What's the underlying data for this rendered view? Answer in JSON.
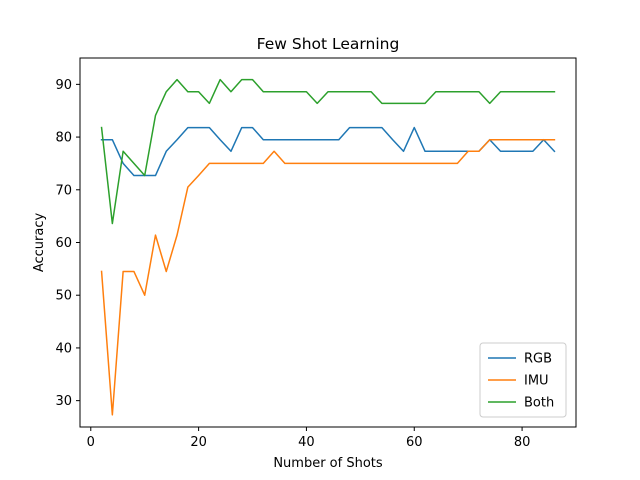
{
  "chart_data": {
    "type": "line",
    "title": "Few Shot Learning",
    "xlabel": "Number of Shots",
    "ylabel": "Accuracy",
    "xlim": [
      -2,
      90
    ],
    "ylim": [
      25,
      95
    ],
    "xticks": [
      0,
      20,
      40,
      60,
      80
    ],
    "yticks": [
      30,
      40,
      50,
      60,
      70,
      80,
      90
    ],
    "grid": false,
    "legend_position": "lower-right",
    "x": [
      2,
      4,
      6,
      8,
      10,
      12,
      14,
      16,
      18,
      20,
      22,
      24,
      26,
      28,
      30,
      32,
      34,
      36,
      38,
      40,
      42,
      44,
      46,
      48,
      50,
      52,
      54,
      56,
      58,
      60,
      62,
      64,
      66,
      68,
      70,
      72,
      74,
      76,
      78,
      80,
      82,
      84,
      86
    ],
    "series": [
      {
        "name": "RGB",
        "color": "#1f77b4",
        "values": [
          79.5,
          79.5,
          75.0,
          72.7,
          72.7,
          72.7,
          77.3,
          79.5,
          81.8,
          81.8,
          81.8,
          79.5,
          77.3,
          81.8,
          81.8,
          79.5,
          79.5,
          79.5,
          79.5,
          79.5,
          79.5,
          79.5,
          79.5,
          81.8,
          81.8,
          81.8,
          81.8,
          79.5,
          77.3,
          81.8,
          77.3,
          77.3,
          77.3,
          77.3,
          77.3,
          77.3,
          79.5,
          77.3,
          77.3,
          77.3,
          77.3,
          79.5,
          77.3
        ]
      },
      {
        "name": "IMU",
        "color": "#ff7f0e",
        "values": [
          54.5,
          27.3,
          54.5,
          54.5,
          50.0,
          61.4,
          54.5,
          61.4,
          70.5,
          72.7,
          75.0,
          75.0,
          75.0,
          75.0,
          75.0,
          75.0,
          77.3,
          75.0,
          75.0,
          75.0,
          75.0,
          75.0,
          75.0,
          75.0,
          75.0,
          75.0,
          75.0,
          75.0,
          75.0,
          75.0,
          75.0,
          75.0,
          75.0,
          75.0,
          77.3,
          77.3,
          79.5,
          79.5,
          79.5,
          79.5,
          79.5,
          79.5,
          79.5
        ]
      },
      {
        "name": "Both",
        "color": "#2ca02c",
        "values": [
          81.8,
          63.6,
          77.3,
          75.0,
          72.7,
          84.1,
          88.6,
          90.9,
          88.6,
          88.6,
          86.4,
          90.9,
          88.6,
          90.9,
          90.9,
          88.6,
          88.6,
          88.6,
          88.6,
          88.6,
          86.4,
          88.6,
          88.6,
          88.6,
          88.6,
          88.6,
          86.4,
          86.4,
          86.4,
          86.4,
          86.4,
          88.6,
          88.6,
          88.6,
          88.6,
          88.6,
          86.4,
          88.6,
          88.6,
          88.6,
          88.6,
          88.6,
          88.6
        ]
      }
    ]
  }
}
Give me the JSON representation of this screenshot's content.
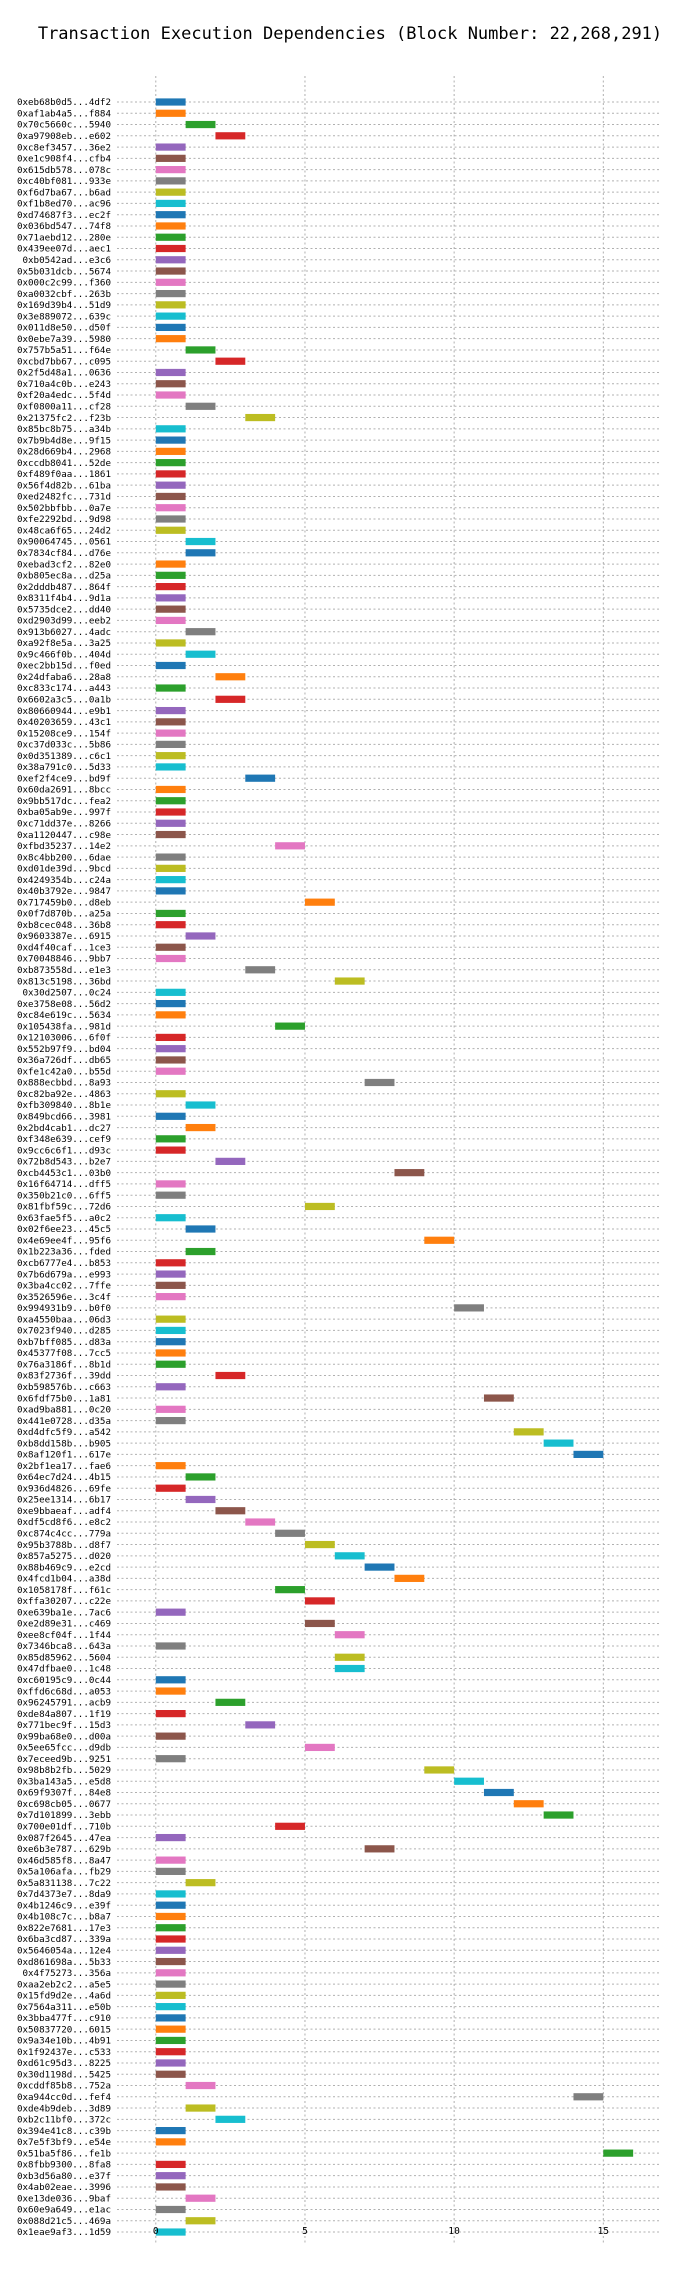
{
  "chart_data": {
    "type": "bar",
    "orientation": "horizontal",
    "title": "Transaction Execution Dependencies (Block Number: 22,268,291)",
    "xlabel": "",
    "ylabel": "",
    "xlim": [
      -1.3,
      16.9
    ],
    "xticks": [
      0,
      5,
      10,
      15
    ],
    "grid": true,
    "colors": [
      "#1f77b4",
      "#ff7f0e",
      "#2ca02c",
      "#d62728",
      "#9467bd",
      "#8c564b",
      "#e377c2",
      "#7f7f7f",
      "#bcbd22",
      "#17becf"
    ],
    "rows": [
      {
        "tx": "0xeb68b0d5...4df2",
        "start": 0,
        "c": 0
      },
      {
        "tx": "0xaf1ab4a5...f884",
        "start": 0,
        "c": 1
      },
      {
        "tx": "0x70c5660c...5940",
        "start": 1,
        "c": 2
      },
      {
        "tx": "0xa97908eb...e602",
        "start": 2,
        "c": 3
      },
      {
        "tx": "0xc8ef3457...36e2",
        "start": 0,
        "c": 4
      },
      {
        "tx": "0xe1c908f4...cfb4",
        "start": 0,
        "c": 5
      },
      {
        "tx": "0x615db578...078c",
        "start": 0,
        "c": 6
      },
      {
        "tx": "0xc40bf081...933e",
        "start": 0,
        "c": 7
      },
      {
        "tx": "0xf6d7ba67...b6ad",
        "start": 0,
        "c": 8
      },
      {
        "tx": "0xf1b8ed70...ac96",
        "start": 0,
        "c": 9
      },
      {
        "tx": "0xd74687f3...ec2f",
        "start": 0,
        "c": 0
      },
      {
        "tx": "0x036bd547...74f8",
        "start": 0,
        "c": 1
      },
      {
        "tx": "0x71aebd12...280e",
        "start": 0,
        "c": 2
      },
      {
        "tx": "0x439ee07d...aec1",
        "start": 0,
        "c": 3
      },
      {
        "tx": "0xb0542ad...e3c6",
        "start": 0,
        "c": 4
      },
      {
        "tx": "0x5b031dcb...5674",
        "start": 0,
        "c": 5
      },
      {
        "tx": "0x000c2c99...f360",
        "start": 0,
        "c": 6
      },
      {
        "tx": "0xa0032cbf...263b",
        "start": 0,
        "c": 7
      },
      {
        "tx": "0x169d39b4...51d9",
        "start": 0,
        "c": 8
      },
      {
        "tx": "0x3e889072...639c",
        "start": 0,
        "c": 9
      },
      {
        "tx": "0x011d8e50...d50f",
        "start": 0,
        "c": 0
      },
      {
        "tx": "0x0ebe7a39...5980",
        "start": 0,
        "c": 1
      },
      {
        "tx": "0x757b5a51...f64e",
        "start": 1,
        "c": 2
      },
      {
        "tx": "0xcbd7bb67...c095",
        "start": 2,
        "c": 3
      },
      {
        "tx": "0x2f5d48a1...0636",
        "start": 0,
        "c": 4
      },
      {
        "tx": "0x710a4c0b...e243",
        "start": 0,
        "c": 5
      },
      {
        "tx": "0xf20a4edc...5f4d",
        "start": 0,
        "c": 6
      },
      {
        "tx": "0xf0800a11...cf28",
        "start": 1,
        "c": 7
      },
      {
        "tx": "0x21375fc2...f23b",
        "start": 3,
        "c": 8
      },
      {
        "tx": "0x85bc8b75...a34b",
        "start": 0,
        "c": 9
      },
      {
        "tx": "0x7b9b4d8e...9f15",
        "start": 0,
        "c": 0
      },
      {
        "tx": "0x28d669b4...2968",
        "start": 0,
        "c": 1
      },
      {
        "tx": "0xccdb8041...52de",
        "start": 0,
        "c": 2
      },
      {
        "tx": "0xf489f0aa...1861",
        "start": 0,
        "c": 3
      },
      {
        "tx": "0x56f4d82b...61ba",
        "start": 0,
        "c": 4
      },
      {
        "tx": "0xed2482fc...731d",
        "start": 0,
        "c": 5
      },
      {
        "tx": "0x502bbfbb...0a7e",
        "start": 0,
        "c": 6
      },
      {
        "tx": "0xfe2292bd...9d98",
        "start": 0,
        "c": 7
      },
      {
        "tx": "0x48ca6f65...24d2",
        "start": 0,
        "c": 8
      },
      {
        "tx": "0x90064745...0561",
        "start": 1,
        "c": 9
      },
      {
        "tx": "0x7834cf84...d76e",
        "start": 1,
        "c": 0
      },
      {
        "tx": "0xebad3cf2...82e0",
        "start": 0,
        "c": 1
      },
      {
        "tx": "0xb805ec8a...d25a",
        "start": 0,
        "c": 2
      },
      {
        "tx": "0x2dddb487...864f",
        "start": 0,
        "c": 3
      },
      {
        "tx": "0x8311f4b4...9d1a",
        "start": 0,
        "c": 4
      },
      {
        "tx": "0x5735dce2...dd40",
        "start": 0,
        "c": 5
      },
      {
        "tx": "0xd2903d99...eeb2",
        "start": 0,
        "c": 6
      },
      {
        "tx": "0x913b6027...4adc",
        "start": 1,
        "c": 7
      },
      {
        "tx": "0xa92f8e5a...3a25",
        "start": 0,
        "c": 8
      },
      {
        "tx": "0x9c466f0b...404d",
        "start": 1,
        "c": 9
      },
      {
        "tx": "0xec2bb15d...f0ed",
        "start": 0,
        "c": 0
      },
      {
        "tx": "0x24dfaba6...28a8",
        "start": 2,
        "c": 1
      },
      {
        "tx": "0xc833c174...a443",
        "start": 0,
        "c": 2
      },
      {
        "tx": "0x6602a3c5...0a1b",
        "start": 2,
        "c": 3
      },
      {
        "tx": "0x80660944...e9b1",
        "start": 0,
        "c": 4
      },
      {
        "tx": "0x40203659...43c1",
        "start": 0,
        "c": 5
      },
      {
        "tx": "0x15208ce9...154f",
        "start": 0,
        "c": 6
      },
      {
        "tx": "0xc37d033c...5b86",
        "start": 0,
        "c": 7
      },
      {
        "tx": "0x0d351389...c6c1",
        "start": 0,
        "c": 8
      },
      {
        "tx": "0x38a791c0...5d33",
        "start": 0,
        "c": 9
      },
      {
        "tx": "0xef2f4ce9...bd9f",
        "start": 3,
        "c": 0
      },
      {
        "tx": "0x60da2691...8bcc",
        "start": 0,
        "c": 1
      },
      {
        "tx": "0x9bb517dc...fea2",
        "start": 0,
        "c": 2
      },
      {
        "tx": "0xba05ab9e...997f",
        "start": 0,
        "c": 3
      },
      {
        "tx": "0xc71dd37e...8266",
        "start": 0,
        "c": 4
      },
      {
        "tx": "0xa1120447...c98e",
        "start": 0,
        "c": 5
      },
      {
        "tx": "0xfbd35237...14e2",
        "start": 4,
        "c": 6
      },
      {
        "tx": "0x8c4bb200...6dae",
        "start": 0,
        "c": 7
      },
      {
        "tx": "0xd01de39d...9bcd",
        "start": 0,
        "c": 8
      },
      {
        "tx": "0x4249354b...c24a",
        "start": 0,
        "c": 9
      },
      {
        "tx": "0x40b3792e...9847",
        "start": 0,
        "c": 0
      },
      {
        "tx": "0x717459b0...d8eb",
        "start": 5,
        "c": 1
      },
      {
        "tx": "0x0f7d870b...a25a",
        "start": 0,
        "c": 2
      },
      {
        "tx": "0xb8cec048...36b8",
        "start": 0,
        "c": 3
      },
      {
        "tx": "0x9603387e...6915",
        "start": 1,
        "c": 4
      },
      {
        "tx": "0xd4f40caf...1ce3",
        "start": 0,
        "c": 5
      },
      {
        "tx": "0x70048846...9bb7",
        "start": 0,
        "c": 6
      },
      {
        "tx": "0xb873558d...e1e3",
        "start": 3,
        "c": 7
      },
      {
        "tx": "0x813c5198...36bd",
        "start": 6,
        "c": 8
      },
      {
        "tx": "0x30d2507...0c24",
        "start": 0,
        "c": 9
      },
      {
        "tx": "0xe3758e08...56d2",
        "start": 0,
        "c": 0
      },
      {
        "tx": "0xc84e619c...5634",
        "start": 0,
        "c": 1
      },
      {
        "tx": "0x105438fa...981d",
        "start": 4,
        "c": 2
      },
      {
        "tx": "0x12103006...6f0f",
        "start": 0,
        "c": 3
      },
      {
        "tx": "0x552b97f9...bd04",
        "start": 0,
        "c": 4
      },
      {
        "tx": "0x36a726df...db65",
        "start": 0,
        "c": 5
      },
      {
        "tx": "0xfe1c42a0...b55d",
        "start": 0,
        "c": 6
      },
      {
        "tx": "0x888ecbbd...8a93",
        "start": 7,
        "c": 7
      },
      {
        "tx": "0xc82ba92e...4863",
        "start": 0,
        "c": 8
      },
      {
        "tx": "0xfb309840...8b1e",
        "start": 1,
        "c": 9
      },
      {
        "tx": "0x849bcd66...3981",
        "start": 0,
        "c": 0
      },
      {
        "tx": "0x2bd4cab1...dc27",
        "start": 1,
        "c": 1
      },
      {
        "tx": "0xf348e639...cef9",
        "start": 0,
        "c": 2
      },
      {
        "tx": "0x9cc6c6f1...d93c",
        "start": 0,
        "c": 3
      },
      {
        "tx": "0x72b8d543...b2e7",
        "start": 2,
        "c": 4
      },
      {
        "tx": "0xcb4453c1...03b0",
        "start": 8,
        "c": 5
      },
      {
        "tx": "0x16f64714...dff5",
        "start": 0,
        "c": 6
      },
      {
        "tx": "0x350b21c0...6ff5",
        "start": 0,
        "c": 7
      },
      {
        "tx": "0x81fbf59c...72d6",
        "start": 5,
        "c": 8
      },
      {
        "tx": "0x63fae5f5...a0c2",
        "start": 0,
        "c": 9
      },
      {
        "tx": "0x02f6ee23...45c5",
        "start": 1,
        "c": 0
      },
      {
        "tx": "0x4e69ee4f...95f6",
        "start": 9,
        "c": 1
      },
      {
        "tx": "0x1b223a36...fded",
        "start": 1,
        "c": 2
      },
      {
        "tx": "0xcb6777e4...b853",
        "start": 0,
        "c": 3
      },
      {
        "tx": "0x7b6d679a...e993",
        "start": 0,
        "c": 4
      },
      {
        "tx": "0x3ba4cc02...7ffe",
        "start": 0,
        "c": 5
      },
      {
        "tx": "0x3526596e...3c4f",
        "start": 0,
        "c": 6
      },
      {
        "tx": "0x994931b9...b0f0",
        "start": 10,
        "c": 7
      },
      {
        "tx": "0xa4550baa...06d3",
        "start": 0,
        "c": 8
      },
      {
        "tx": "0x7023f940...d285",
        "start": 0,
        "c": 9
      },
      {
        "tx": "0xb7bff085...d83a",
        "start": 0,
        "c": 0
      },
      {
        "tx": "0x45377f08...7cc5",
        "start": 0,
        "c": 1
      },
      {
        "tx": "0x76a3186f...8b1d",
        "start": 0,
        "c": 2
      },
      {
        "tx": "0x83f2736f...39dd",
        "start": 2,
        "c": 3
      },
      {
        "tx": "0xb598576b...c663",
        "start": 0,
        "c": 4
      },
      {
        "tx": "0x6fdf75b0...1a81",
        "start": 11,
        "c": 5
      },
      {
        "tx": "0xad9ba881...0c20",
        "start": 0,
        "c": 6
      },
      {
        "tx": "0x441e0728...d35a",
        "start": 0,
        "c": 7
      },
      {
        "tx": "0xd4dfc5f9...a542",
        "start": 12,
        "c": 8
      },
      {
        "tx": "0xb8dd158b...b905",
        "start": 13,
        "c": 9
      },
      {
        "tx": "0x8af120f1...617e",
        "start": 14,
        "c": 0
      },
      {
        "tx": "0x2bf1ea17...fae6",
        "start": 0,
        "c": 1
      },
      {
        "tx": "0x64ec7d24...4b15",
        "start": 1,
        "c": 2
      },
      {
        "tx": "0x936d4826...69fe",
        "start": 0,
        "c": 3
      },
      {
        "tx": "0x25ee1314...6b17",
        "start": 1,
        "c": 4
      },
      {
        "tx": "0xe9bbaeaf...adf4",
        "start": 2,
        "c": 5
      },
      {
        "tx": "0xdf5cd8f6...e8c2",
        "start": 3,
        "c": 6
      },
      {
        "tx": "0xc874c4cc...779a",
        "start": 4,
        "c": 7
      },
      {
        "tx": "0x95b3788b...d8f7",
        "start": 5,
        "c": 8
      },
      {
        "tx": "0x857a5275...d020",
        "start": 6,
        "c": 9
      },
      {
        "tx": "0x88b469c9...e2cd",
        "start": 7,
        "c": 0
      },
      {
        "tx": "0x4fcd1b04...a38d",
        "start": 8,
        "c": 1
      },
      {
        "tx": "0x1058178f...f61c",
        "start": 4,
        "c": 2
      },
      {
        "tx": "0xffa30207...c22e",
        "start": 5,
        "c": 3
      },
      {
        "tx": "0xe639ba1e...7ac6",
        "start": 0,
        "c": 4
      },
      {
        "tx": "0xe2d89e31...c469",
        "start": 5,
        "c": 5
      },
      {
        "tx": "0xee8cf04f...1f44",
        "start": 6,
        "c": 6
      },
      {
        "tx": "0x7346bca8...643a",
        "start": 0,
        "c": 7
      },
      {
        "tx": "0x85d85962...5604",
        "start": 6,
        "c": 8
      },
      {
        "tx": "0x47dfbae0...1c48",
        "start": 6,
        "c": 9
      },
      {
        "tx": "0xc60195c9...0c44",
        "start": 0,
        "c": 0
      },
      {
        "tx": "0xffd6c68d...a053",
        "start": 0,
        "c": 1
      },
      {
        "tx": "0x96245791...acb9",
        "start": 2,
        "c": 2
      },
      {
        "tx": "0xde84a807...1f19",
        "start": 0,
        "c": 3
      },
      {
        "tx": "0x771bec9f...15d3",
        "start": 3,
        "c": 4
      },
      {
        "tx": "0x99ba68e0...d00a",
        "start": 0,
        "c": 5
      },
      {
        "tx": "0x5ee65fcc...d9db",
        "start": 5,
        "c": 6
      },
      {
        "tx": "0x7eceed9b...9251",
        "start": 0,
        "c": 7
      },
      {
        "tx": "0x98b8b2fb...5029",
        "start": 9,
        "c": 8
      },
      {
        "tx": "0x3ba143a5...e5d8",
        "start": 10,
        "c": 9
      },
      {
        "tx": "0x69f9307f...84e8",
        "start": 11,
        "c": 0
      },
      {
        "tx": "0xc698cb05...0677",
        "start": 12,
        "c": 1
      },
      {
        "tx": "0x7d101899...3ebb",
        "start": 13,
        "c": 2
      },
      {
        "tx": "0x700e01df...710b",
        "start": 4,
        "c": 3
      },
      {
        "tx": "0x087f2645...47ea",
        "start": 0,
        "c": 4
      },
      {
        "tx": "0xe6b3e787...629b",
        "start": 7,
        "c": 5
      },
      {
        "tx": "0x46d585f8...8a47",
        "start": 0,
        "c": 6
      },
      {
        "tx": "0x5a106afa...fb29",
        "start": 0,
        "c": 7
      },
      {
        "tx": "0x5a831138...7c22",
        "start": 1,
        "c": 8
      },
      {
        "tx": "0x7d4373e7...8da9",
        "start": 0,
        "c": 9
      },
      {
        "tx": "0x4b1246c9...e39f",
        "start": 0,
        "c": 0
      },
      {
        "tx": "0x4b108c7c...b8a7",
        "start": 0,
        "c": 1
      },
      {
        "tx": "0x822e7681...17e3",
        "start": 0,
        "c": 2
      },
      {
        "tx": "0x6ba3cd87...339a",
        "start": 0,
        "c": 3
      },
      {
        "tx": "0x5646054a...12e4",
        "start": 0,
        "c": 4
      },
      {
        "tx": "0xd861698a...5b33",
        "start": 0,
        "c": 5
      },
      {
        "tx": "0x4f75273...356a",
        "start": 0,
        "c": 6
      },
      {
        "tx": "0xaa2eb2c2...a5e5",
        "start": 0,
        "c": 7
      },
      {
        "tx": "0x15fd9d2e...4a6d",
        "start": 0,
        "c": 8
      },
      {
        "tx": "0x7564a311...e50b",
        "start": 0,
        "c": 9
      },
      {
        "tx": "0x3bba477f...c910",
        "start": 0,
        "c": 0
      },
      {
        "tx": "0x50837720...6015",
        "start": 0,
        "c": 1
      },
      {
        "tx": "0x9a34e10b...4b91",
        "start": 0,
        "c": 2
      },
      {
        "tx": "0x1f92437e...c533",
        "start": 0,
        "c": 3
      },
      {
        "tx": "0xd61c95d3...8225",
        "start": 0,
        "c": 4
      },
      {
        "tx": "0x30d1198d...5425",
        "start": 0,
        "c": 5
      },
      {
        "tx": "0xcddf85b8...752a",
        "start": 1,
        "c": 6
      },
      {
        "tx": "0xa944cc0d...fef4",
        "start": 14,
        "c": 7
      },
      {
        "tx": "0xde4b9deb...3d89",
        "start": 1,
        "c": 8
      },
      {
        "tx": "0xb2c11bf0...372c",
        "start": 2,
        "c": 9
      },
      {
        "tx": "0x394e41c8...c39b",
        "start": 0,
        "c": 0
      },
      {
        "tx": "0x7e5f3bf9...e54e",
        "start": 0,
        "c": 1
      },
      {
        "tx": "0x51ba5f86...fe1b",
        "start": 15,
        "c": 2
      },
      {
        "tx": "0x8fbb9300...8fa8",
        "start": 0,
        "c": 3
      },
      {
        "tx": "0xb3d56a80...e37f",
        "start": 0,
        "c": 4
      },
      {
        "tx": "0x4ab02eae...3996",
        "start": 0,
        "c": 5
      },
      {
        "tx": "0xe13de036...9baf",
        "start": 1,
        "c": 6
      },
      {
        "tx": "0x60e9a649...e1ac",
        "start": 0,
        "c": 7
      },
      {
        "tx": "0x088d21c5...469a",
        "start": 1,
        "c": 8
      },
      {
        "tx": "0x1eae9af3...1d59",
        "start": 0,
        "c": 9
      }
    ]
  }
}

## Exercise:
Using the data above, say how many lines include "Number". No other reply is needed.

## Written response:
2